§ **Exercise goal**: The entries that follow should be written out exactly.

§ **Material provided**:
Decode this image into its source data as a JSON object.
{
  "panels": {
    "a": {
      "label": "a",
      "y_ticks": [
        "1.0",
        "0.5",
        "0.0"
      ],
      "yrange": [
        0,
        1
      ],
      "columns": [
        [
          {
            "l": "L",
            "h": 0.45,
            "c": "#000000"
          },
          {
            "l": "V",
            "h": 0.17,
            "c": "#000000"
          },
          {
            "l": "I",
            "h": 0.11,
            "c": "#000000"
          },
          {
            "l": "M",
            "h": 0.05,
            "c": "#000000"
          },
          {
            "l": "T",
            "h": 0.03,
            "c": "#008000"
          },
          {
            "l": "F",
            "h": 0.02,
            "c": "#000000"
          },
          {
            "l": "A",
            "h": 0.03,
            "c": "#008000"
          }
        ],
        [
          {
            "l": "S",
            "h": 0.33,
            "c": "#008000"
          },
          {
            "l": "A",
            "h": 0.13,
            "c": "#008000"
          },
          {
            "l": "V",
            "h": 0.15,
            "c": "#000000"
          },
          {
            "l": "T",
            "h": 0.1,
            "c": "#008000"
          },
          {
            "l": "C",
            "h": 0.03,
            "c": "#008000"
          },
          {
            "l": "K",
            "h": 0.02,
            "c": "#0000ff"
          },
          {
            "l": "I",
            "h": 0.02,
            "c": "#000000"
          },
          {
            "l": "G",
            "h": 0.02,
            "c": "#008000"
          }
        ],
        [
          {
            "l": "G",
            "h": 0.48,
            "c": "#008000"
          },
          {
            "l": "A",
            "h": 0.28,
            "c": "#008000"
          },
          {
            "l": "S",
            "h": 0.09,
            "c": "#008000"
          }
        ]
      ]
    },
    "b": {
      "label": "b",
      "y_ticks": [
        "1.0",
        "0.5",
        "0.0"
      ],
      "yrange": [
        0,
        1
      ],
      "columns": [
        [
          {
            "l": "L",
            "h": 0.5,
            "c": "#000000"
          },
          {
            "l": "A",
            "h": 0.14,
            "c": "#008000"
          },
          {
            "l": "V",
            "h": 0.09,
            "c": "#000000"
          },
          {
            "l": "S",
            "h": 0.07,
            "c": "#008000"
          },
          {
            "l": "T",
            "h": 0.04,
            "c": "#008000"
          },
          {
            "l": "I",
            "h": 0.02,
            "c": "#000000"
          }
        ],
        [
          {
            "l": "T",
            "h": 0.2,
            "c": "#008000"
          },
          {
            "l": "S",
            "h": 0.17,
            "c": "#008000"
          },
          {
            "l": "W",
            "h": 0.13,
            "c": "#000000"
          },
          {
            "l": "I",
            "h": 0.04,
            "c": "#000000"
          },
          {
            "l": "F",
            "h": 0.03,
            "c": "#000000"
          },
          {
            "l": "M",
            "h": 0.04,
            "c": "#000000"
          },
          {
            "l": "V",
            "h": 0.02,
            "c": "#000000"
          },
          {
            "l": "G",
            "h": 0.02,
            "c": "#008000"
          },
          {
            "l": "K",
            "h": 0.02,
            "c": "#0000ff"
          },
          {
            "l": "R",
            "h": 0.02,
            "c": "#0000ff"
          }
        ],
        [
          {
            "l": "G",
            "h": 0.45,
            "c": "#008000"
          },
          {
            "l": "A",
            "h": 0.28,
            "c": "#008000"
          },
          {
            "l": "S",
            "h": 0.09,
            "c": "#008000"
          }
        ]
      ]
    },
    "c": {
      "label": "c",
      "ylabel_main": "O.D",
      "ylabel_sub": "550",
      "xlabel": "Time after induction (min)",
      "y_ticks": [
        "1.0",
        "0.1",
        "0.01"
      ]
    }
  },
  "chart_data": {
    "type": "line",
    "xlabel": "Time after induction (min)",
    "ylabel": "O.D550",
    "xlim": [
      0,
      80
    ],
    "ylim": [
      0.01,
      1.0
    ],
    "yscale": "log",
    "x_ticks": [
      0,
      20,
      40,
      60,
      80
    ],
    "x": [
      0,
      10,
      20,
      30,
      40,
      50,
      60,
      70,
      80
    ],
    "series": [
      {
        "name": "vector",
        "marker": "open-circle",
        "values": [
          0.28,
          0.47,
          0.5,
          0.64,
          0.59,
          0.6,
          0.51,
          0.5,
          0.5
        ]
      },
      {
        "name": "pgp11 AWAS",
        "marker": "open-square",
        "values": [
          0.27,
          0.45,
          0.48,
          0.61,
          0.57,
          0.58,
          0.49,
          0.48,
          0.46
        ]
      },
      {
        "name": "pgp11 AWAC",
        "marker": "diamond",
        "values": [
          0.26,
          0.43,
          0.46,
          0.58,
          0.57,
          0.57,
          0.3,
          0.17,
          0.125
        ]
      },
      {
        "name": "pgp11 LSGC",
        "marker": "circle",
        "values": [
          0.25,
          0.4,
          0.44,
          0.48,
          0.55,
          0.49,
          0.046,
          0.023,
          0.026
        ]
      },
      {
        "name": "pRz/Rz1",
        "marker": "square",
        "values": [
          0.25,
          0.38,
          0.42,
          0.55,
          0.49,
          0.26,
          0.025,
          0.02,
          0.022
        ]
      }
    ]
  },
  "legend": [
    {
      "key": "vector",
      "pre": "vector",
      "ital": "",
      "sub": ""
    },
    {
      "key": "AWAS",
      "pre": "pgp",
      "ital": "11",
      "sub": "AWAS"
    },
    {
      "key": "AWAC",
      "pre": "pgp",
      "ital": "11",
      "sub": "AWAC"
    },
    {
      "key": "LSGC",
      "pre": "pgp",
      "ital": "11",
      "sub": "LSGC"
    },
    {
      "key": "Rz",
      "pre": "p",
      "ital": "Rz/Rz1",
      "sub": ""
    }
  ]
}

§ **Result below**:
Decode this image into its source data as a JSON object.
{
  "panels": {
    "a": {
      "label": "a",
      "y_ticks": [
        "1.0",
        "0.5",
        "0.0"
      ],
      "yrange": [
        0,
        1
      ],
      "columns": [
        [
          {
            "l": "L",
            "h": 0.45,
            "c": "#000000"
          },
          {
            "l": "V",
            "h": 0.17,
            "c": "#000000"
          },
          {
            "l": "I",
            "h": 0.11,
            "c": "#000000"
          },
          {
            "l": "M",
            "h": 0.05,
            "c": "#000000"
          },
          {
            "l": "T",
            "h": 0.03,
            "c": "#008000"
          },
          {
            "l": "F",
            "h": 0.02,
            "c": "#000000"
          },
          {
            "l": "A",
            "h": 0.03,
            "c": "#008000"
          }
        ],
        [
          {
            "l": "S",
            "h": 0.33,
            "c": "#008000"
          },
          {
            "l": "A",
            "h": 0.13,
            "c": "#008000"
          },
          {
            "l": "V",
            "h": 0.15,
            "c": "#000000"
          },
          {
            "l": "T",
            "h": 0.1,
            "c": "#008000"
          },
          {
            "l": "C",
            "h": 0.03,
            "c": "#008000"
          },
          {
            "l": "K",
            "h": 0.02,
            "c": "#0000ff"
          },
          {
            "l": "I",
            "h": 0.02,
            "c": "#000000"
          },
          {
            "l": "G",
            "h": 0.02,
            "c": "#008000"
          }
        ],
        [
          {
            "l": "G",
            "h": 0.48,
            "c": "#008000"
          },
          {
            "l": "A",
            "h": 0.28,
            "c": "#008000"
          },
          {
            "l": "S",
            "h": 0.09,
            "c": "#008000"
          }
        ]
      ]
    },
    "b": {
      "label": "b",
      "y_ticks": [
        "1.0",
        "0.5",
        "0.0"
      ],
      "yrange": [
        0,
        1
      ],
      "columns": [
        [
          {
            "l": "L",
            "h": 0.5,
            "c": "#000000"
          },
          {
            "l": "A",
            "h": 0.14,
            "c": "#008000"
          },
          {
            "l": "V",
            "h": 0.09,
            "c": "#000000"
          },
          {
            "l": "S",
            "h": 0.07,
            "c": "#008000"
          },
          {
            "l": "T",
            "h": 0.04,
            "c": "#008000"
          },
          {
            "l": "I",
            "h": 0.02,
            "c": "#000000"
          }
        ],
        [
          {
            "l": "T",
            "h": 0.2,
            "c": "#008000"
          },
          {
            "l": "S",
            "h": 0.17,
            "c": "#008000"
          },
          {
            "l": "W",
            "h": 0.13,
            "c": "#000000"
          },
          {
            "l": "I",
            "h": 0.04,
            "c": "#000000"
          },
          {
            "l": "F",
            "h": 0.03,
            "c": "#000000"
          },
          {
            "l": "M",
            "h": 0.04,
            "c": "#000000"
          },
          {
            "l": "V",
            "h": 0.02,
            "c": "#000000"
          },
          {
            "l": "G",
            "h": 0.02,
            "c": "#008000"
          },
          {
            "l": "K",
            "h": 0.02,
            "c": "#0000ff"
          },
          {
            "l": "R",
            "h": 0.02,
            "c": "#0000ff"
          }
        ],
        [
          {
            "l": "G",
            "h": 0.45,
            "c": "#008000"
          },
          {
            "l": "A",
            "h": 0.28,
            "c": "#008000"
          },
          {
            "l": "S",
            "h": 0.09,
            "c": "#008000"
          }
        ]
      ]
    },
    "c": {
      "label": "c",
      "ylabel_main": "O.D",
      "ylabel_sub": "550",
      "xlabel": "Time after induction (min)",
      "y_ticks": [
        "1.0",
        "0.1",
        "0.01"
      ]
    }
  },
  "chart_data": {
    "type": "line",
    "xlabel": "Time after induction (min)",
    "ylabel": "O.D550",
    "xlim": [
      0,
      80
    ],
    "ylim": [
      0.01,
      1.0
    ],
    "yscale": "log",
    "x_ticks": [
      0,
      20,
      40,
      60,
      80
    ],
    "x": [
      0,
      10,
      20,
      30,
      40,
      50,
      60,
      70,
      80
    ],
    "series": [
      {
        "name": "vector",
        "marker": "open-circle",
        "values": [
          0.28,
          0.47,
          0.5,
          0.64,
          0.59,
          0.6,
          0.51,
          0.5,
          0.5
        ]
      },
      {
        "name": "pgp11 AWAS",
        "marker": "open-square",
        "values": [
          0.27,
          0.45,
          0.48,
          0.61,
          0.57,
          0.58,
          0.49,
          0.48,
          0.46
        ]
      },
      {
        "name": "pgp11 AWAC",
        "marker": "diamond",
        "values": [
          0.26,
          0.43,
          0.46,
          0.58,
          0.57,
          0.57,
          0.3,
          0.17,
          0.125
        ]
      },
      {
        "name": "pgp11 LSGC",
        "marker": "circle",
        "values": [
          0.25,
          0.4,
          0.44,
          0.48,
          0.55,
          0.49,
          0.046,
          0.023,
          0.026
        ]
      },
      {
        "name": "pRz/Rz1",
        "marker": "square",
        "values": [
          0.25,
          0.38,
          0.42,
          0.55,
          0.49,
          0.26,
          0.025,
          0.02,
          0.022
        ]
      }
    ]
  },
  "legend": [
    {
      "key": "vector",
      "pre": "vector",
      "ital": "",
      "sub": ""
    },
    {
      "key": "AWAS",
      "pre": "pgp",
      "ital": "11",
      "sub": "AWAS"
    },
    {
      "key": "AWAC",
      "pre": "pgp",
      "ital": "11",
      "sub": "AWAC"
    },
    {
      "key": "LSGC",
      "pre": "pgp",
      "ital": "11",
      "sub": "LSGC"
    },
    {
      "key": "Rz",
      "pre": "p",
      "ital": "Rz/Rz1",
      "sub": ""
    }
  ]
}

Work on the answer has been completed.